* **Directions**
Exactly as written, quote every line that follows, skipping the images.

* **Raw data**
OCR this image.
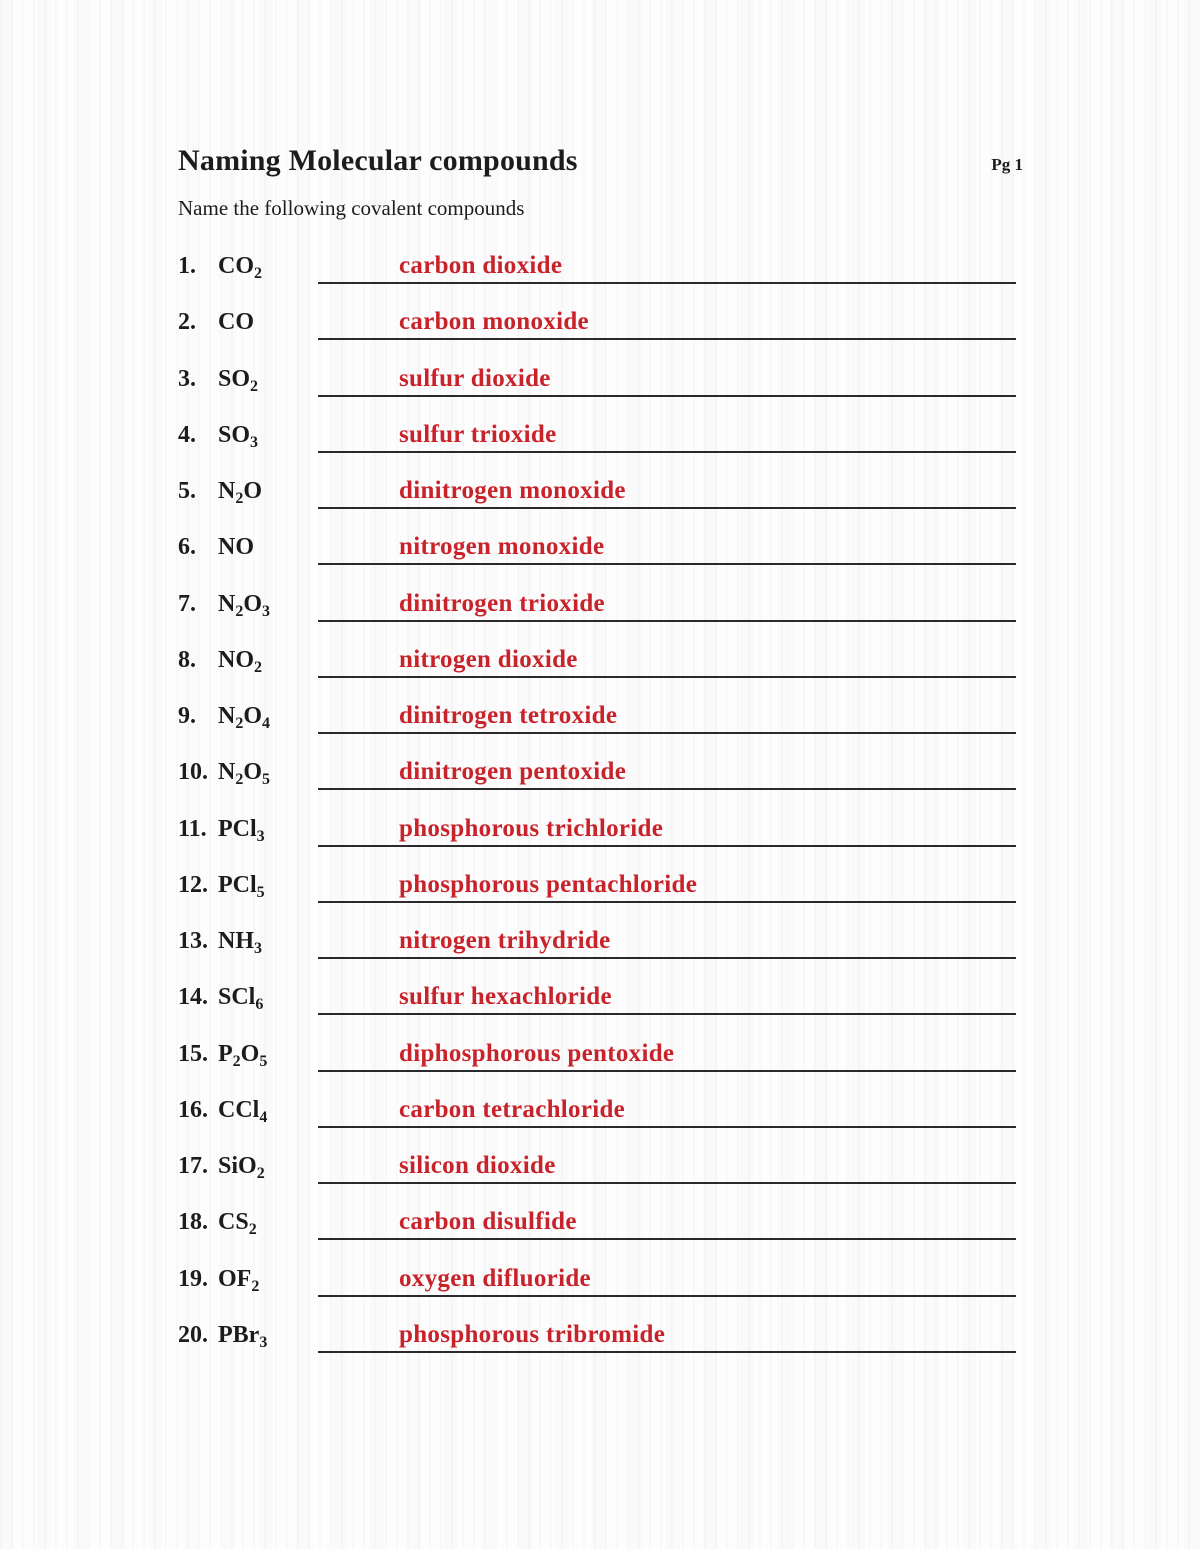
Naming Molecular compounds	Pg 1

Name the following covalent compounds

1. $CO_2$	carbon dioxide
2. CO	carbon monoxide
3. $SO_2$	sulfur dioxide
4. $SO_3$	sulfur trioxide
5. $N_2O$	dinitrogen monoxide
6. NO	nitrogen monoxide
7. $N_2O_3$	dinitrogen trioxide
8. $NO_2$	nitrogen dioxide
9. $N_2O_4$	dinitrogen tetroxide
10. $N_2O_5$	dinitrogen pentoxide
11. PCl$_3$	phosphorous trichloride
12. PCl$_5$	phosphorous pentachloride
13. $NH_3$	nitrogen trihydride
14. SCl$_6$	sulfur hexachloride
15. $P_2O_5$	diphosphorous pentoxide
16. CCl$_4$	carbon tetrachloride
17. SiO$_2$	silicon dioxide
18. $CS_2$	carbon disulfide
19. $OF_2$	oxygen difluoride
20. PBr$_3$	phosphorous tribromide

* **Exercise response**
OCR this image.
Naming Molecular compounds	Pg 1

Name the following covalent compounds

1. $CO_2$	carbon dioxide
2. CO	carbon monoxide
3. $SO_2$	sulfur dioxide
4. $SO_3$	sulfur trioxide
5. $N_2O$	dinitrogen monoxide
6. NO	nitrogen monoxide
7. $N_2O_3$	dinitrogen trioxide
8. $NO_2$	nitrogen dioxide
9. $N_2O_4$	dinitrogen tetroxide
10. $N_2O_5$	dinitrogen pentoxide
11. PCl$_3$	phosphorous trichloride
12. PCl$_5$	phosphorous pentachloride
13. $NH_3$	nitrogen trihydride
14. SCl$_6$	sulfur hexachloride
15. $P_2O_5$	diphosphorous pentoxide
16. CCl$_4$	carbon tetrachloride
17. SiO$_2$	silicon dioxide
18. $CS_2$	carbon disulfide
19. $OF_2$	oxygen difluoride
20. PBr$_3$	phosphorous tribromide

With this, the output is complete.